SET EXERCISE :: Start at the line containing "For 100 of the" and end with the line containing "stop-button[interactable] <box>72 40". Rewrite those lines with "masked-region" substituted for every "redaction-mark", keeping everything else the same.

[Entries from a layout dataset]
•••••
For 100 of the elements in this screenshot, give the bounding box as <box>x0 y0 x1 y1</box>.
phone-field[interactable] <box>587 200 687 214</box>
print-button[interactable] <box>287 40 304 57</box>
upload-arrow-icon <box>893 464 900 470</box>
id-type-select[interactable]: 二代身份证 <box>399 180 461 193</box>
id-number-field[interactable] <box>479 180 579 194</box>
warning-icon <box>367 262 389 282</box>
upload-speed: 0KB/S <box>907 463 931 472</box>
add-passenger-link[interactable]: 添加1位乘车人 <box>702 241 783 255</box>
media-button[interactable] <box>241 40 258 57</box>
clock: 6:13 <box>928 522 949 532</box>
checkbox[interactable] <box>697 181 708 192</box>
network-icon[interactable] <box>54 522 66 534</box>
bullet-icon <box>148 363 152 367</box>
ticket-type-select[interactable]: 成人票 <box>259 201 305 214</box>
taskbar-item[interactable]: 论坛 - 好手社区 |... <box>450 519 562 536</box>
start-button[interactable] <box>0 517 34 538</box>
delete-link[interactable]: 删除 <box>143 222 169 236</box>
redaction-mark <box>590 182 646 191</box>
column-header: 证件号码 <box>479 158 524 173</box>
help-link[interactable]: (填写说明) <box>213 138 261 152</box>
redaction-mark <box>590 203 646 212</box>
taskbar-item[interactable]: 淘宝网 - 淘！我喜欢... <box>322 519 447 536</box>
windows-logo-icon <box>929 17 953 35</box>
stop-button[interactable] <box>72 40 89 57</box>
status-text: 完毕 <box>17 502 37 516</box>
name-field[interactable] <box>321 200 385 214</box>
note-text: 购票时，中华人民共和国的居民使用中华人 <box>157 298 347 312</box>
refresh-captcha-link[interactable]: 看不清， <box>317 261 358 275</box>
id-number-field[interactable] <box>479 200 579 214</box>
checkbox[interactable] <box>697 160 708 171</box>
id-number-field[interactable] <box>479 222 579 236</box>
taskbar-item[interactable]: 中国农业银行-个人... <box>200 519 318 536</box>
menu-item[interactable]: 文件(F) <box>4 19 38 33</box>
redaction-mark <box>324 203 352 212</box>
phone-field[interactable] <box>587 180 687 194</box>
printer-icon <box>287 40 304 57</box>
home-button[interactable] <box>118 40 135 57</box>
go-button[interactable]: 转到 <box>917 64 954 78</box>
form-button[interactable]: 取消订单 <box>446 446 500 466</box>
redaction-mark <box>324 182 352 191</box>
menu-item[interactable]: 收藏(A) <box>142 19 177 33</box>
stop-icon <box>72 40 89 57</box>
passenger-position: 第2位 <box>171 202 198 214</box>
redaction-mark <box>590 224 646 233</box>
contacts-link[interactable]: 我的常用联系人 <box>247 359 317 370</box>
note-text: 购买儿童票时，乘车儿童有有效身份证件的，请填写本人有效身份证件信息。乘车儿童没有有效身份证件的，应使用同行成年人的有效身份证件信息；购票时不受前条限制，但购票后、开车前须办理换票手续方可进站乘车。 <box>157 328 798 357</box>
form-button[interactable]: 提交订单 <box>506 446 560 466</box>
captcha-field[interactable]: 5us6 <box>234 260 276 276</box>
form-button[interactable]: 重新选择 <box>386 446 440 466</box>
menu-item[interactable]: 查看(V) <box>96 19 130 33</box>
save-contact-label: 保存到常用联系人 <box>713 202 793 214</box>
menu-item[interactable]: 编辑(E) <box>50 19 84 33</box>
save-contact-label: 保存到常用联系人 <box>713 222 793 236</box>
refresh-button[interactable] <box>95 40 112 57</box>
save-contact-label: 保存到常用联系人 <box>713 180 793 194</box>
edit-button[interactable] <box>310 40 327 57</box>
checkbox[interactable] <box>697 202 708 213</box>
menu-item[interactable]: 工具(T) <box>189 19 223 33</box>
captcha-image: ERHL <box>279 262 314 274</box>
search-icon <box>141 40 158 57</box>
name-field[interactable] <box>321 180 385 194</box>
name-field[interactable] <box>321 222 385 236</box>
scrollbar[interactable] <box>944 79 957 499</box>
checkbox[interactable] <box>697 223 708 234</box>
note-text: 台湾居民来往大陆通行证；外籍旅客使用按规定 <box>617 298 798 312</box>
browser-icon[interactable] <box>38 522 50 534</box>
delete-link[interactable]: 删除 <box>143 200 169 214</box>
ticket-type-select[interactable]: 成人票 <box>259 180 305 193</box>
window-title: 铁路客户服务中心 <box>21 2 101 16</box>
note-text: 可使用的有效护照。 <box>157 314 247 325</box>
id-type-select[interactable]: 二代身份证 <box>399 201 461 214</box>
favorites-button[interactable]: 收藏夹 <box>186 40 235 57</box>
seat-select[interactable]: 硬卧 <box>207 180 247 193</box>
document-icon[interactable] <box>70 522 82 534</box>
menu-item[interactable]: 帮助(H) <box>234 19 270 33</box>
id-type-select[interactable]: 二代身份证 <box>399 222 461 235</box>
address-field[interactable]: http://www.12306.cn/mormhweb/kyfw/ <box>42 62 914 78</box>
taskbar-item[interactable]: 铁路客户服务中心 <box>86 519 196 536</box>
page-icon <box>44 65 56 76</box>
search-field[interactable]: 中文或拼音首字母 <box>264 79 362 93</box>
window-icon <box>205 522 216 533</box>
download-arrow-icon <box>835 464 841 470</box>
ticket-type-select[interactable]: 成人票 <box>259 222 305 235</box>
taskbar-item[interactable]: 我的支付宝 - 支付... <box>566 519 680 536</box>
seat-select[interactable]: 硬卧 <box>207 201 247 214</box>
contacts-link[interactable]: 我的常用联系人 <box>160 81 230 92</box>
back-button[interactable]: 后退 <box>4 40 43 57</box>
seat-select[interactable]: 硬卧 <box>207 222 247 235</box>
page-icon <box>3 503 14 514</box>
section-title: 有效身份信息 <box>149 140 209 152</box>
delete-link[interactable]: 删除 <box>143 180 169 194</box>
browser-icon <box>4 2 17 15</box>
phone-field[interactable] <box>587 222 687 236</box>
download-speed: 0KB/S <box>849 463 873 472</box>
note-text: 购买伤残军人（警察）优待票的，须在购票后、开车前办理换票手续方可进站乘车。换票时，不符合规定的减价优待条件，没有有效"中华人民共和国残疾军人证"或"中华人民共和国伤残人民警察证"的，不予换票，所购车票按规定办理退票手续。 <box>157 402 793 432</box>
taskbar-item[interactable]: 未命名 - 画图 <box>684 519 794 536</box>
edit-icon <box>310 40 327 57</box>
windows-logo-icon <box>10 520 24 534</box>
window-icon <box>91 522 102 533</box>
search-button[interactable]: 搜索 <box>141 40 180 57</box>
•••••
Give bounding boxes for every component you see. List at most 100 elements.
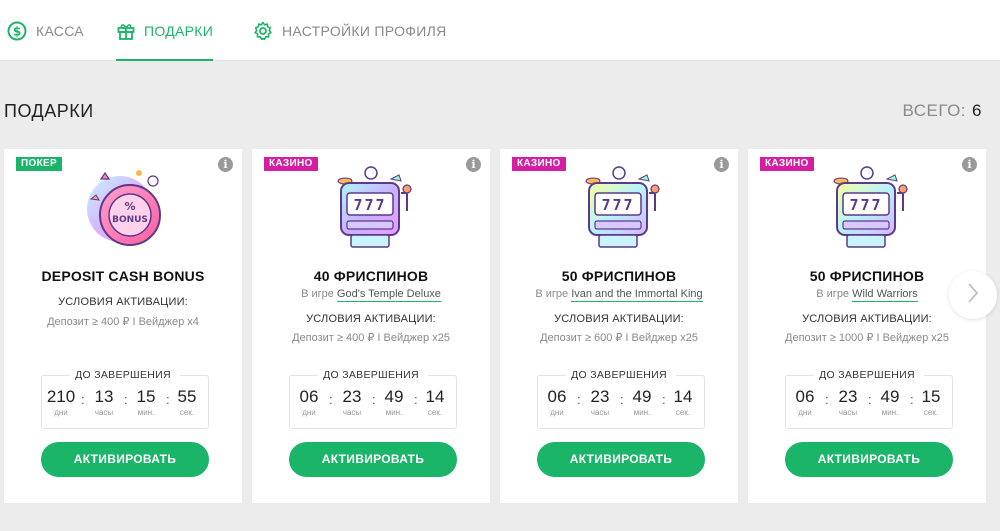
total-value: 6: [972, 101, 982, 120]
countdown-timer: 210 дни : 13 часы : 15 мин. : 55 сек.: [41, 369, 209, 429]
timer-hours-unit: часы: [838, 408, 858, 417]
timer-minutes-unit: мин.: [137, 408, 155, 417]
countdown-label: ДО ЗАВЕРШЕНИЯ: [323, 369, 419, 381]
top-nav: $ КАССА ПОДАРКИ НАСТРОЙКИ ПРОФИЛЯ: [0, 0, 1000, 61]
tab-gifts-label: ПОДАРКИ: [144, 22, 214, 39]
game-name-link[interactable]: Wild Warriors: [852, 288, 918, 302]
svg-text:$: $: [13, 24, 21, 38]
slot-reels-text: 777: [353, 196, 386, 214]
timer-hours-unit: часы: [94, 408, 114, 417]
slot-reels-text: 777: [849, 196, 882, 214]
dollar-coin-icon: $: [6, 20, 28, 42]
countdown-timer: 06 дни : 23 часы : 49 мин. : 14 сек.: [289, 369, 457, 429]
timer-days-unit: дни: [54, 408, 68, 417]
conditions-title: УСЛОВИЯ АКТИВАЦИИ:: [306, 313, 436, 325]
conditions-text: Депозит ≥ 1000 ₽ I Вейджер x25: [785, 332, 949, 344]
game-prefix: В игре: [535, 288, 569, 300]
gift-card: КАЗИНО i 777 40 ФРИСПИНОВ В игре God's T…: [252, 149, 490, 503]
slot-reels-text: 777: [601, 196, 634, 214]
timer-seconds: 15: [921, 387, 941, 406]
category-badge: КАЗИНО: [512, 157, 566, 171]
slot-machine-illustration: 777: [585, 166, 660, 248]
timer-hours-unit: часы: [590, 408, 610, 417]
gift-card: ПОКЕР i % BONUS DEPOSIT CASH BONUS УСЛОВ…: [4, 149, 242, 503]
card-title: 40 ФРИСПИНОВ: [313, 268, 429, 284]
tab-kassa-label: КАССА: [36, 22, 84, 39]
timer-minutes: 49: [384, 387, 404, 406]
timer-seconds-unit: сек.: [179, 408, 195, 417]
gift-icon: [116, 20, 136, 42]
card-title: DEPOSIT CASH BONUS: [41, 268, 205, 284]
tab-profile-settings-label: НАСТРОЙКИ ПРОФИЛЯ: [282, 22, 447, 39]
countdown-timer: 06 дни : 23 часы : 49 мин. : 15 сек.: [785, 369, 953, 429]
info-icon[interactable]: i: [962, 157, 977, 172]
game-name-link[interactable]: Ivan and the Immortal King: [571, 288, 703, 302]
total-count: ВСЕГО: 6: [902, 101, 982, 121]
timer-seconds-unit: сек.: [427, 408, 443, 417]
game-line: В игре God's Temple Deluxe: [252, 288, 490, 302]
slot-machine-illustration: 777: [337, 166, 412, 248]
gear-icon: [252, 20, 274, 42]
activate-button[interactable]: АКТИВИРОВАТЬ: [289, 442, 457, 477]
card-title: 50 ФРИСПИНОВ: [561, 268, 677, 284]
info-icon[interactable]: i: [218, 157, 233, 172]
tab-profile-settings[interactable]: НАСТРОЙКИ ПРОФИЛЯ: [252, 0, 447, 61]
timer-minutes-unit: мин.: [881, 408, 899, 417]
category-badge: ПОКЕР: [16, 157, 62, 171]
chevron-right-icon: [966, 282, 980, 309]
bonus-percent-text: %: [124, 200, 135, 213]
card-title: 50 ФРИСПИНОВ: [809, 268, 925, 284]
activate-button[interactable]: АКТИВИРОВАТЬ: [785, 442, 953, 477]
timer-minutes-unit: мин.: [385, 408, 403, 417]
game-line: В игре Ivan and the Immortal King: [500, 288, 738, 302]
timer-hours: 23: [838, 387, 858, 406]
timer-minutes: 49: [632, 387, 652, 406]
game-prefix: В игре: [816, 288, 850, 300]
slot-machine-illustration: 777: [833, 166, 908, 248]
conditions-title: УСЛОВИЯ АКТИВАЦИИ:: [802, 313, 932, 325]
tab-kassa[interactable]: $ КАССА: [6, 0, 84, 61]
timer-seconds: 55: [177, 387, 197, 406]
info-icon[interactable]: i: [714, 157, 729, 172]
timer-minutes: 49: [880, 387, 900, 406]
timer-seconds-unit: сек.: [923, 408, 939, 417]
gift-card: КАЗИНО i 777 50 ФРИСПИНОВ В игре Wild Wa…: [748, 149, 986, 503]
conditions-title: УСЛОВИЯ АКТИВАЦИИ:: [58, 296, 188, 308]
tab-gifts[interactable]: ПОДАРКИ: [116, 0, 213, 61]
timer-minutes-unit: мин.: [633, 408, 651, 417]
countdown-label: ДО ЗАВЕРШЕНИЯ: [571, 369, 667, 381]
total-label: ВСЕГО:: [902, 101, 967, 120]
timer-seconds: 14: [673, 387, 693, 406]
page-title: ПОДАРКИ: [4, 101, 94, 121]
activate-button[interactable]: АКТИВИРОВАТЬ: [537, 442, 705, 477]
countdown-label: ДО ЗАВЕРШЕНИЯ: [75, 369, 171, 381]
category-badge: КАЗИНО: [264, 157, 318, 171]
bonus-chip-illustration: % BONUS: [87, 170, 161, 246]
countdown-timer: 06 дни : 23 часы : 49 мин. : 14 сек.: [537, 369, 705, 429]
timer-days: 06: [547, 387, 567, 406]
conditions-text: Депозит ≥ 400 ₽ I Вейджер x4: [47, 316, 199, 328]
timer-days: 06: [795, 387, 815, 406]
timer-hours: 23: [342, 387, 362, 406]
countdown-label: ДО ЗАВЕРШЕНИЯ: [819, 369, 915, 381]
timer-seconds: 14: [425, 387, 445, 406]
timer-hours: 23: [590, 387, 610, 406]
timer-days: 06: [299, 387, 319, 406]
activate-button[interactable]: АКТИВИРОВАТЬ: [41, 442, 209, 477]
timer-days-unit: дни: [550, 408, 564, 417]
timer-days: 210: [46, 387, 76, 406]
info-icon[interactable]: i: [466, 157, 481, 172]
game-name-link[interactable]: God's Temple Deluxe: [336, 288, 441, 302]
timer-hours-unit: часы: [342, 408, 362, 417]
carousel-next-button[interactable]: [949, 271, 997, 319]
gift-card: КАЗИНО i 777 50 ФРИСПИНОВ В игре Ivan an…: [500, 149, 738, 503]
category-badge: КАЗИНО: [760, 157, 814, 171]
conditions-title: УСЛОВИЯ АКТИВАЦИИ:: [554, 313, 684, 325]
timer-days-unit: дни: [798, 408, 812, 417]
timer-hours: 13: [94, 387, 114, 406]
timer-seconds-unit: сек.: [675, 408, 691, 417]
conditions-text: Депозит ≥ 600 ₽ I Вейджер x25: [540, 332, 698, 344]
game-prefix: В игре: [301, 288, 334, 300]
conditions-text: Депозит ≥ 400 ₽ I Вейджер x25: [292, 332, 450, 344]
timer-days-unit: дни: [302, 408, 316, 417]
•••••
RESULT OF THE EXERCISE ::
For 100 of the elements in this screenshot, give the bounding box as <box>x0 y0 x1 y1</box>.
phone-field[interactable] <box>587 200 687 214</box>
print-button[interactable] <box>287 40 304 57</box>
upload-arrow-icon <box>893 464 900 470</box>
id-type-select[interactable]: 二代身份证 <box>399 180 461 193</box>
id-number-field[interactable] <box>479 180 579 194</box>
warning-icon <box>367 262 389 282</box>
upload-speed: 0KB/S <box>907 463 931 472</box>
add-passenger-link[interactable]: 添加1位乘车人 <box>702 241 783 255</box>
media-button[interactable] <box>241 40 258 57</box>
clock: 6:13 <box>928 522 949 532</box>
checkbox[interactable] <box>697 181 708 192</box>
network-icon[interactable] <box>54 522 66 534</box>
bullet-icon <box>148 363 152 367</box>
ticket-type-select[interactable]: 成人票 <box>259 201 305 214</box>
taskbar-item[interactable]: 论坛 - 好手社区 |... <box>450 519 562 536</box>
start-button[interactable] <box>0 517 34 538</box>
delete-link[interactable]: 删除 <box>143 222 169 236</box>
masked-region <box>590 182 646 191</box>
column-header: 证件号码 <box>479 158 524 173</box>
help-link[interactable]: (填写说明) <box>213 138 261 152</box>
masked-region <box>590 203 646 212</box>
taskbar-item[interactable]: 淘宝网 - 淘！我喜欢... <box>322 519 447 536</box>
windows-logo-icon <box>929 17 953 35</box>
stop-button[interactable] <box>72 40 89 57</box>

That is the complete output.